### Directive
For the entries that follow, state how many lines include the word "only", giving the number and nothing else.

### Dataset entries
============
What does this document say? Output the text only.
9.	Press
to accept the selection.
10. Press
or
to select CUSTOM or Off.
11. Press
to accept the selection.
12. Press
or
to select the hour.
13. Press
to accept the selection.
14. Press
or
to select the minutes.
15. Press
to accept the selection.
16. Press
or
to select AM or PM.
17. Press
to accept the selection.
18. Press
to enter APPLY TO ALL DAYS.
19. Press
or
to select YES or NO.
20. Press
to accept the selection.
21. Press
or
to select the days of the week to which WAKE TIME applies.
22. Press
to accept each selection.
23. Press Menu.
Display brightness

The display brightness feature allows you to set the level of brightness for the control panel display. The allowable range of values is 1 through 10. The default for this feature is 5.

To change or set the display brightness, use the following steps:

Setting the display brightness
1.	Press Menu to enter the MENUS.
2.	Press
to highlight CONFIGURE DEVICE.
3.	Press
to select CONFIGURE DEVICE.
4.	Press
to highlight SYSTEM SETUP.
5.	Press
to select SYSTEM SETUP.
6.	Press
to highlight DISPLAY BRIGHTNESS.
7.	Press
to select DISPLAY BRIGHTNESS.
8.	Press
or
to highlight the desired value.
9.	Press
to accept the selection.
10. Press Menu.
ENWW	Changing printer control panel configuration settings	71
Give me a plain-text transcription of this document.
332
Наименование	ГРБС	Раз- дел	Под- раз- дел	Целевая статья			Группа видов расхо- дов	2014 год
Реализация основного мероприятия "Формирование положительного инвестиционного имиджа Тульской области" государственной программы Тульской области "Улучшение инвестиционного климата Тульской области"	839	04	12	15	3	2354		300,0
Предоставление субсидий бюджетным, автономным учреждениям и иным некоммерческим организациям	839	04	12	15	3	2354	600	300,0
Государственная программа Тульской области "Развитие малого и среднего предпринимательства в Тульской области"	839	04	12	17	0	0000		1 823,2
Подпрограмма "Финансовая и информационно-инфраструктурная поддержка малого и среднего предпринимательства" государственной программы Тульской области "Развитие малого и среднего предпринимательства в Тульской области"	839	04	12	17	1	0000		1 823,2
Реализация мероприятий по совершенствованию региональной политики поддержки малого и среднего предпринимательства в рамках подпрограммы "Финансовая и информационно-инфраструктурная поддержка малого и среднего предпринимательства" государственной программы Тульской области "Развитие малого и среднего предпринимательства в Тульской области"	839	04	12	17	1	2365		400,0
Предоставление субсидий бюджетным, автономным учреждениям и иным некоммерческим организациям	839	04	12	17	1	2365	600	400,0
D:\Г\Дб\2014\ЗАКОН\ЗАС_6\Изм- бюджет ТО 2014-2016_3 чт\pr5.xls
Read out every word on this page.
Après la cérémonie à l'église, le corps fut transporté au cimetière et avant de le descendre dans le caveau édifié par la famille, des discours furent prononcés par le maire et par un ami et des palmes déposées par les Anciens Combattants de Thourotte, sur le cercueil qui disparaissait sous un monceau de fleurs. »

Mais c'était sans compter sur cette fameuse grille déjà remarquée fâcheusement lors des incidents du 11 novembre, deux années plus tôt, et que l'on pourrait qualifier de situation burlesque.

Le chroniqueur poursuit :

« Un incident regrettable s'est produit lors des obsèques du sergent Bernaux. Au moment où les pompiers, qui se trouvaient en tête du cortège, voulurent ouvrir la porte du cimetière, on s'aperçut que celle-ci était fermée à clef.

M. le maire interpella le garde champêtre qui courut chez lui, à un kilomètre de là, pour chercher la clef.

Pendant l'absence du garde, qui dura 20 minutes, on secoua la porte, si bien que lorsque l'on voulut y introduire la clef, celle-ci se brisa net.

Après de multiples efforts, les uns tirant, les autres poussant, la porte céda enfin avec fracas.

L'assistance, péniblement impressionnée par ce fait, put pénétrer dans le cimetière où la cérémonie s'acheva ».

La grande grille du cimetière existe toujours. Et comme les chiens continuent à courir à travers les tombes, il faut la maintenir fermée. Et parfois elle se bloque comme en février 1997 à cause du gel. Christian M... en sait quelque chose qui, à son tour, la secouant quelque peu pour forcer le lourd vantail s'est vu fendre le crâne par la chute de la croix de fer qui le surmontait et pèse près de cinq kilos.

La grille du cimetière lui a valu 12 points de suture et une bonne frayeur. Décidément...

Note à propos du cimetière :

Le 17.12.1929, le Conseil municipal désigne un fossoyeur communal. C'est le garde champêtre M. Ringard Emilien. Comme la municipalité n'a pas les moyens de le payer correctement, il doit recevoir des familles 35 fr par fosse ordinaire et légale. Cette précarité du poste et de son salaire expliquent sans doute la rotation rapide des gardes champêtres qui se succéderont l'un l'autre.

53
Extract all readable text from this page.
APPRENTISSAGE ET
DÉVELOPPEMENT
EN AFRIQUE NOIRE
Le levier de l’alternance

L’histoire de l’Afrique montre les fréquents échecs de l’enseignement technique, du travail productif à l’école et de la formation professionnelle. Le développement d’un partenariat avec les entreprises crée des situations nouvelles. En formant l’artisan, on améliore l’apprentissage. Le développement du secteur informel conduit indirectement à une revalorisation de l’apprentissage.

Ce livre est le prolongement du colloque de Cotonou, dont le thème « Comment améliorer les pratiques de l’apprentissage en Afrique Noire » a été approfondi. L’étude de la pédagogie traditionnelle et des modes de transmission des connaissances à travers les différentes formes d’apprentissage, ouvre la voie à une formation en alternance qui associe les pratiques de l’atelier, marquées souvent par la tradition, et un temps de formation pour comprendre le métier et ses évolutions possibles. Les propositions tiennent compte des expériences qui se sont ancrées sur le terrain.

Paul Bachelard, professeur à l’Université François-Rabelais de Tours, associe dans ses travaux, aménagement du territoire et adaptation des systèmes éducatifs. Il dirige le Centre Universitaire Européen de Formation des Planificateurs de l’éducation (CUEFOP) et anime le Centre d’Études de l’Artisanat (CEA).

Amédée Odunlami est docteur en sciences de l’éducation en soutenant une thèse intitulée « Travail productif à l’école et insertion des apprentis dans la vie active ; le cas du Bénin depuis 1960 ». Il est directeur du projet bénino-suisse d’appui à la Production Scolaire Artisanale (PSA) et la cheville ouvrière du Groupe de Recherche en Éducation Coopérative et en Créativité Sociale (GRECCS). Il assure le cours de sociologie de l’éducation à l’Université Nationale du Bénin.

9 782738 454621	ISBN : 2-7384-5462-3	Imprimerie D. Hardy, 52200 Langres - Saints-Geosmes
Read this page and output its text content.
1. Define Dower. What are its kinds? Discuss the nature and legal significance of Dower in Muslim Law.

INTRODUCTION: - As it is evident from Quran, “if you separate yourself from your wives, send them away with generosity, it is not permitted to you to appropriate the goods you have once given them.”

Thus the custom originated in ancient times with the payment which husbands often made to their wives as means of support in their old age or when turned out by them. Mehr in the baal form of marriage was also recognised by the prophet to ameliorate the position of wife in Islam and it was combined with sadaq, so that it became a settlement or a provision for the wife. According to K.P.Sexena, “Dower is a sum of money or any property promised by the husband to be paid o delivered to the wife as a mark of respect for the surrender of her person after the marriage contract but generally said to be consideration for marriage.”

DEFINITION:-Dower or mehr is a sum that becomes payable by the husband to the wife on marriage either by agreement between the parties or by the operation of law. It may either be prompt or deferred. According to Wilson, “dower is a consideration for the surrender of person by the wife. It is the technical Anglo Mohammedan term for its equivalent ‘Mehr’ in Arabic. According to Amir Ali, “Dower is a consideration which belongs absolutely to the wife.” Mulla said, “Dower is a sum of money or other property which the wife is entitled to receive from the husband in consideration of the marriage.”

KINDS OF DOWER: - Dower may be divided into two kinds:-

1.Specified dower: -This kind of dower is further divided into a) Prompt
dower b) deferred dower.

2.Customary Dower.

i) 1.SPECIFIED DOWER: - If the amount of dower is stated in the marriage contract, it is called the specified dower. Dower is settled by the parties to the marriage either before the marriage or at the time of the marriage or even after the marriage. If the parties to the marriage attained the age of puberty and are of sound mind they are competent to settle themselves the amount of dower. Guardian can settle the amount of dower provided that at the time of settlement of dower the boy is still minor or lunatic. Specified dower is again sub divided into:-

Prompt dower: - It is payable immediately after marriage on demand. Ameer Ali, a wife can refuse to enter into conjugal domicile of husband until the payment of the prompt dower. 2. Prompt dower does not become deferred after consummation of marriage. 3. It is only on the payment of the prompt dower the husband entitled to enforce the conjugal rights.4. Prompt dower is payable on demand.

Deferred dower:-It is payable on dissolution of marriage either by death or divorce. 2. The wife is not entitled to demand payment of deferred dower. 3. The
============
### Output below
2